WHAT YOU WILL DO:
All the data should be repeated exactly. Any image in it is left out.

INPUT DATA:
++++++++++++++++++++

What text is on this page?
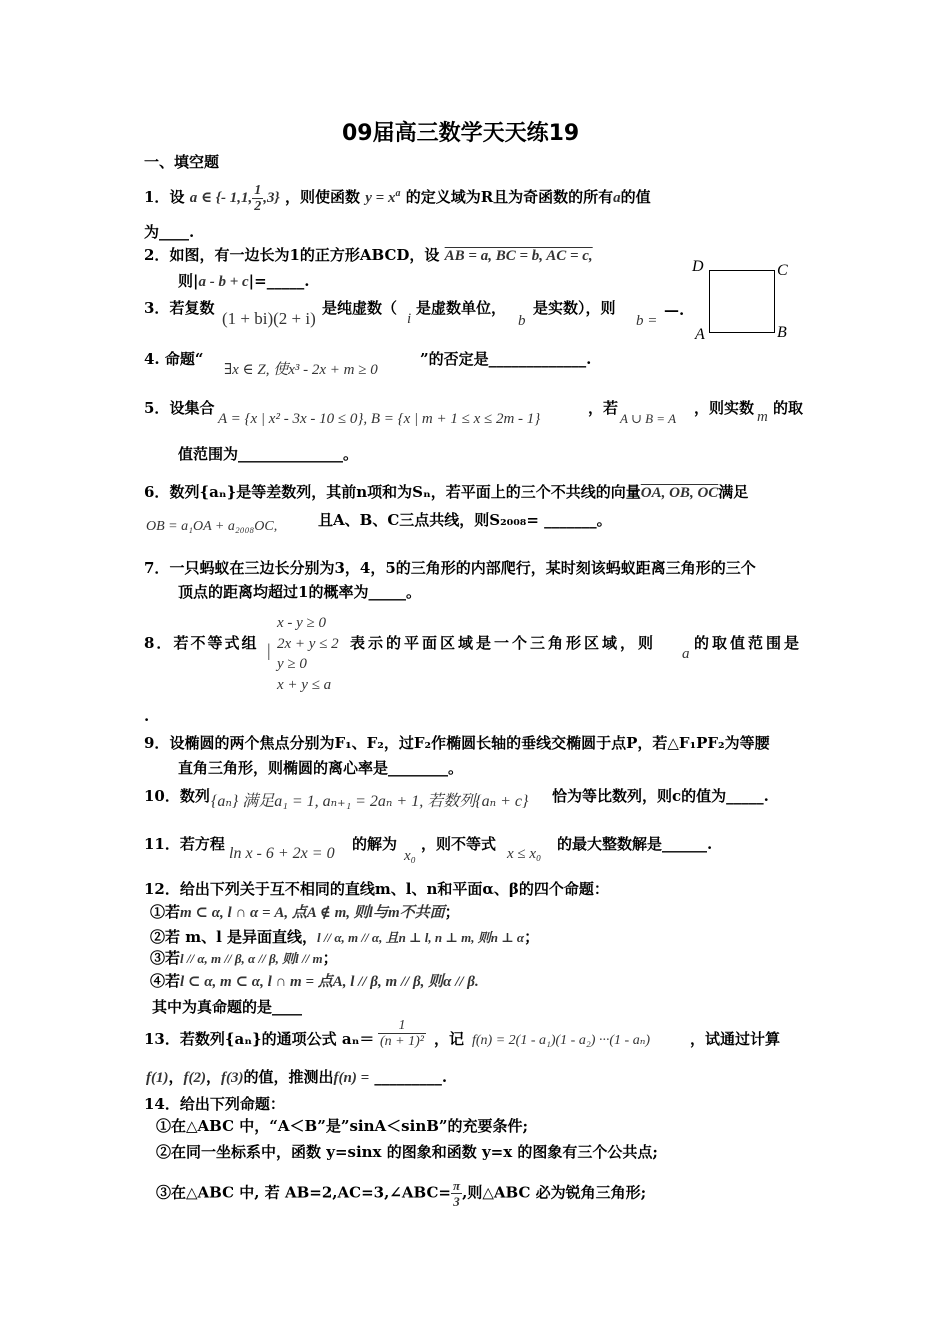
09届高三数学天天练19
一、填空题
1．设 a ∈ {- 1,1, $\frac{1}{2} ,3$} ，则使函数 $y = x^a$ 的定义域为R且为奇函数的所有a的值
为____.
2．如图，有一边长为1的正方形ABCD，设 AB = a, BC = b, AC = c,
则|a - b + c|=_____.
D	C
A	B
3．若复数
(1 + bi)(2 + i)
是纯虚数（
i
是虚数单位，
b
是实数），则
b =
—.
4. 命题“
∃x ∈ Z, 使x³ - 2x + m ≥ 0
”的否定是_____________.
5．设集合
A = {x | x² - 3x - 10 ≤ 0}, B = {x | m + 1 ≤ x ≤ 2m - 1}
，若
A ∪ B = A
，则实数 m 的取
值范围为______________。
6．数列{aₙ}是等差数列，其前n项和为Sₙ，若平面上的三个不共线的向量OA, OB, OC满足
OB = a₁OA + a₂₀₀₈OC,	且A、B、C三点共线，则S₂₀₀₈= _______。
7．一只蚂蚁在三边长分别为3，4，5的三角形的内部爬行，某时刻该蚂蚁距离三角形的三个
顶点的距离均超过1的概率为_____。
8．若不等式组 |
x - y ≥ 0
2x + y ≤ 2
y ≥ 0
x + y ≤ a
表示的平面区域是一个三角形区域，则
a
的取值范围是
.
9．设椭圆的两个焦点分别为F₁、F₂，过F₂作椭圆长轴的垂线交椭圆于点P，若△F₁PF₂为等腰
直角三角形，则椭圆的离心率是________。
10．数列 {aₙ} 满足a₁ = 1, aₙ₊₁ = 2aₙ + 1, 若数列{aₙ + c} 恰为等比数列，则c的值为_____.
11．若方程
ln x - 6 + 2x = 0
的解为
x₀
，则不等式
x ≤ x₀
的最大整数解是______.
12．给出下列关于互不相同的直线m、l、n和平面α、β的四个命题：
①若m ⊂ α, l ∩ α = A, 点A ∉ m, 则l与m不共面；
②若 m、l 是异面直线，l // α, m // α, 且n ⊥ l, n ⊥ m, 则n ⊥ α；
③若l // α, m // β, α // β, 则l // m；
④若l ⊂ α, m ⊂ α, l ∩ m = 点A, l // β, m // β, 则α // β.
其中为真命题的是____
13．若数列{aₙ}的通项公式 $a_n= \frac{1}{\text{(n + 1)²}}$ ，记 f(n) = 2(1 - a₁)(1 - a₂) ···(1 - aₙ)	，试通过计算
f(1)，f(2)，f(3)的值，推测出f(n) = _________.
14．给出下列命题：
①在△ABC 中，“A＜B”是”sinA＜sinB”的充要条件;
②在同一坐标系中，函数 y=sinx 的图象和函数 y=x 的图象有三个公共点;
③在△ABC 中, 若 AB=2,AC=3,∠ABC= $\frac{\pi}{3}$ ,则△ABC 必为锐角三角形;
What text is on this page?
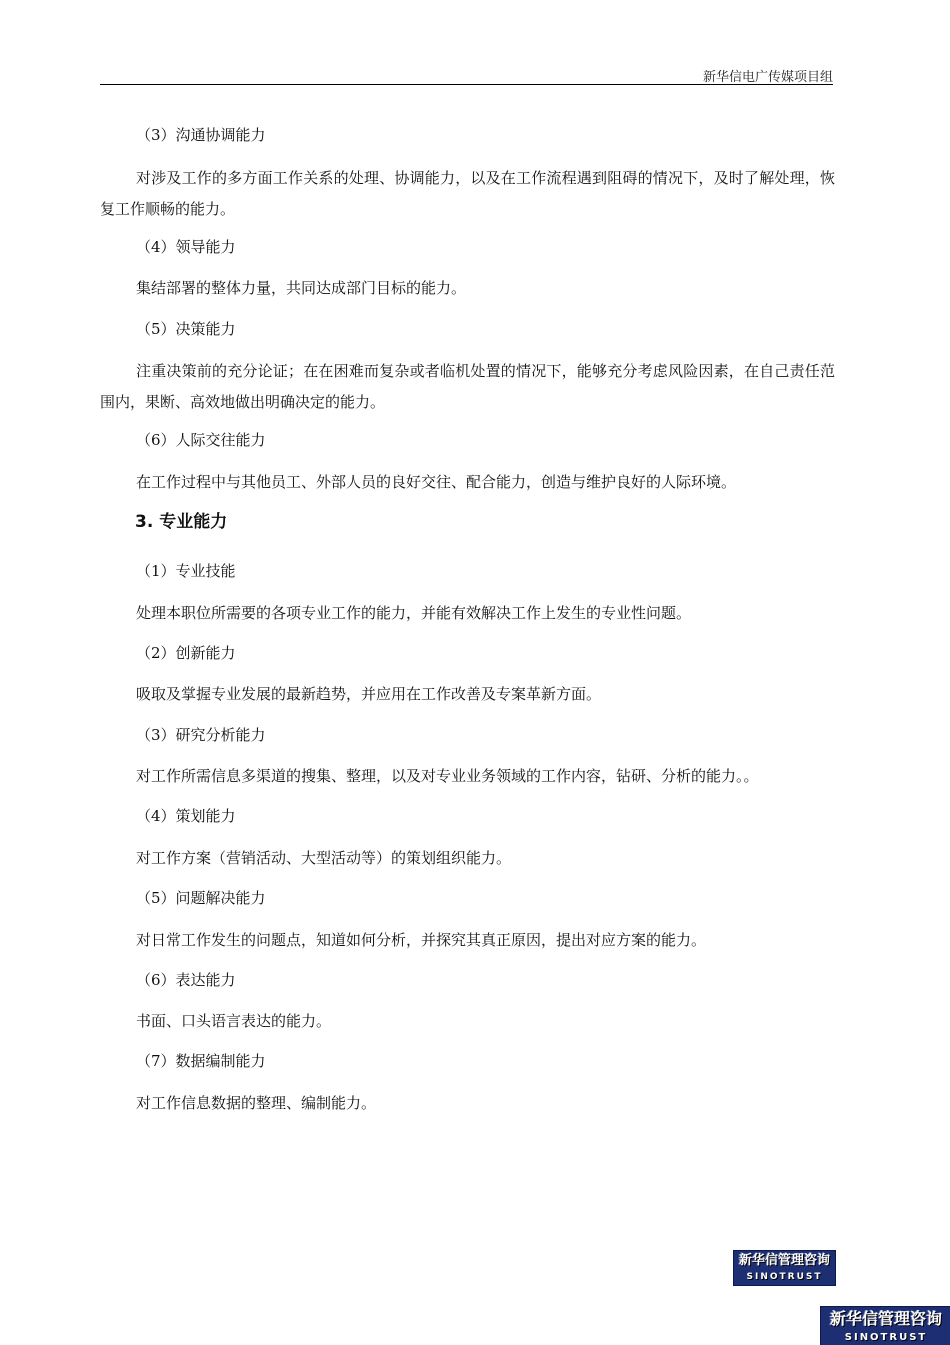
新华信电广传媒项目组
（3）沟通协调能力
对涉及工作的多方面工作关系的处理、协调能力，以及在工作流程遇到阻碍的情况下，及时了解处理，恢复工作顺畅的能力。
（4）领导能力
集结部署的整体力量，共同达成部门目标的能力。
（5）决策能力
注重决策前的充分论证；在在困难而复杂或者临机处置的情况下，能够充分考虑风险因素，在自己责任范围内，果断、高效地做出明确决定的能力。
（6）人际交往能力
在工作过程中与其他员工、外部人员的良好交往、配合能力，创造与维护良好的人际环境。
3. 专业能力
（1）专业技能
处理本职位所需要的各项专业工作的能力，并能有效解决工作上发生的专业性问题。
（2）创新能力
吸取及掌握专业发展的最新趋势，并应用在工作改善及专案革新方面。
（3）研究分析能力
对工作所需信息多渠道的搜集、整理，以及对专业业务领域的工作内容，钻研、分析的能力。。
（4）策划能力
对工作方案（营销活动、大型活动等）的策划组织能力。
（5）问题解决能力
对日常工作发生的问题点，知道如何分析，并探究其真正原因，提出对应方案的能力。
（6）表达能力
书面、口头语言表达的能力。
（7）数据编制能力
对工作信息数据的整理、编制能力。
新华信管理咨询
SINOTRUST
新华信管理咨询
SINOTRUST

++++++++++++++++++++

EXERCISE SOLUTION:
What text is on this page?
09届高三数学天天练19
一、填空题
1．设 a ∈ {- 1,1, $\frac{1}{2} ,3$} ，则使函数 $y = x^a$ 的定义域为R且为奇函数的所有a的值
为____.
2．如图，有一边长为1的正方形ABCD，设 AB = a, BC = b, AC = c,
则|a - b + c|=_____.
D	C
A	B
3．若复数
(1 + bi)(2 + i)
是纯虚数（
i
是虚数单位，
b
是实数），则
b =
—.
4. 命题“
∃x ∈ Z, 使x³ - 2x + m ≥ 0
”的否定是_____________.
5．设集合
A = {x | x² - 3x - 10 ≤ 0}, B = {x | m + 1 ≤ x ≤ 2m - 1}
，若
A ∪ B = A
，则实数 m 的取
值范围为______________。
6．数列{aₙ}是等差数列，其前n项和为Sₙ，若平面上的三个不共线的向量OA, OB, OC满足
OB = a₁OA + a₂₀₀₈OC,	且A、B、C三点共线，则S₂₀₀₈= _______。
7．一只蚂蚁在三边长分别为3，4，5的三角形的内部爬行，某时刻该蚂蚁距离三角形的三个
顶点的距离均超过1的概率为_____。
8．若不等式组 |
x - y ≥ 0
2x + y ≤ 2
y ≥ 0
x + y ≤ a
表示的平面区域是一个三角形区域，则
a
的取值范围是
.
9．设椭圆的两个焦点分别为F₁、F₂，过F₂作椭圆长轴的垂线交椭圆于点P，若△F₁PF₂为等腰
直角三角形，则椭圆的离心率是________。
10．数列 {aₙ} 满足a₁ = 1, aₙ₊₁ = 2aₙ + 1, 若数列{aₙ + c} 恰为等比数列，则c的值为_____.
11．若方程
ln x - 6 + 2x = 0
的解为
x₀
，则不等式
x ≤ x₀
的最大整数解是______.
12．给出下列关于互不相同的直线m、l、n和平面α、β的四个命题：
①若m ⊂ α, l ∩ α = A, 点A ∉ m, 则l与m不共面；
②若 m、l 是异面直线，l // α, m // α, 且n ⊥ l, n ⊥ m, 则n ⊥ α；
③若l // α, m // β, α // β, 则l // m；
④若l ⊂ α, m ⊂ α, l ∩ m = 点A, l // β, m // β, 则α // β.
其中为真命题的是____
13．若数列{aₙ}的通项公式 $a_n= \frac{1}{\text{(n + 1)²}}$ ，记 f(n) = 2(1 - a₁)(1 - a₂) ···(1 - aₙ)	，试通过计算
f(1)，f(2)，f(3)的值，推测出f(n) = _________.
14．给出下列命题：
①在△ABC 中，“A＜B”是”sinA＜sinB”的充要条件;
②在同一坐标系中，函数 y=sinx 的图象和函数 y=x 的图象有三个公共点;
③在△ABC 中, 若 AB=2,AC=3,∠ABC= $\frac{\pi}{3}$ ,则△ABC 必为锐角三角形;
What text is on this page?
新华信电广传媒项目组
（3）沟通协调能力
对涉及工作的多方面工作关系的处理、协调能力，以及在工作流程遇到阻碍的情况下，及时了解处理，恢复工作顺畅的能力。
（4）领导能力
集结部署的整体力量，共同达成部门目标的能力。
（5）决策能力
注重决策前的充分论证；在在困难而复杂或者临机处置的情况下，能够充分考虑风险因素，在自己责任范围内，果断、高效地做出明确决定的能力。
（6）人际交往能力
在工作过程中与其他员工、外部人员的良好交往、配合能力，创造与维护良好的人际环境。
3. 专业能力
（1）专业技能
处理本职位所需要的各项专业工作的能力，并能有效解决工作上发生的专业性问题。
（2）创新能力
吸取及掌握专业发展的最新趋势，并应用在工作改善及专案革新方面。
（3）研究分析能力
对工作所需信息多渠道的搜集、整理，以及对专业业务领域的工作内容，钻研、分析的能力。。
（4）策划能力
对工作方案（营销活动、大型活动等）的策划组织能力。
（5）问题解决能力
对日常工作发生的问题点，知道如何分析，并探究其真正原因，提出对应方案的能力。
（6）表达能力
书面、口头语言表达的能力。
（7）数据编制能力
对工作信息数据的整理、编制能力。
新华信管理咨询
SINOTRUST
新华信管理咨询
SINOTRUST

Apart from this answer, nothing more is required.